[Given request]: Lift every line from the entries that includes the word "wird".

(Data listing)
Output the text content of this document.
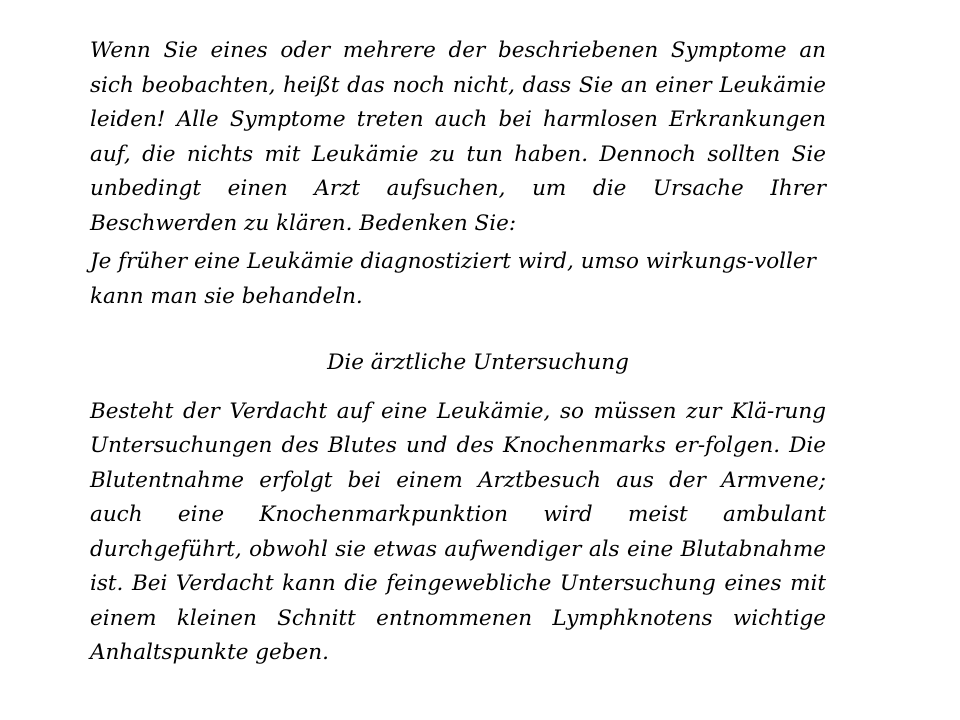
Wenn Sie eines oder mehrere der beschriebenen Symptome an sich beobachten, heißt das noch nicht, dass Sie an einer Leukämie leiden! Alle Symptome treten auch bei harmlosen Erkrankungen auf, die nichts mit Leukämie zu tun haben. Dennoch sollten Sie unbedingt einen Arzt aufsuchen, um die Ursache Ihrer Beschwerden zu klären. Bedenken Sie:

Je früher eine Leukämie diagnostiziert wird, umso wirkungs-voller kann man sie behandeln.

Die ärztliche Untersuchung

Besteht der Verdacht auf eine Leukämie, so müssen zur Klä-rung Untersuchungen des Blutes und des Knochenmarks er-folgen. Die Blutentnahme erfolgt bei einem Arztbesuch aus der Armvene; auch eine Knochenmarkpunktion wird meist ambulant durchgeführt, obwohl sie etwas aufwendiger als eine Blutabnahme ist. Bei Verdacht kann die feingewebliche Untersuchung eines mit einem kleinen Schnitt entnommenen Lymphknotens wichtige Anhaltspunkte geben.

[Response]:
Je früher eine Leukämie diagnostiziert wird, umso wirkungs-voller kann man sie behandeln.
Besteht der Verdacht auf eine Leukämie, so müssen zur Klä-rung Untersuchungen des Blutes und des Knochenmarks er-folgen. Die Blutentnahme erfolgt bei einem Arztbesuch aus der Armvene; auch eine Knochenmarkpunktion wird meist ambulant durchgeführt, obwohl sie etwas aufwendiger als eine Blutabnahme ist. Bei Verdacht kann die feingewebliche Untersuchung eines mit einem kleinen Schnitt entnommenen Lymphknotens wichtige Anhaltspunkte geben.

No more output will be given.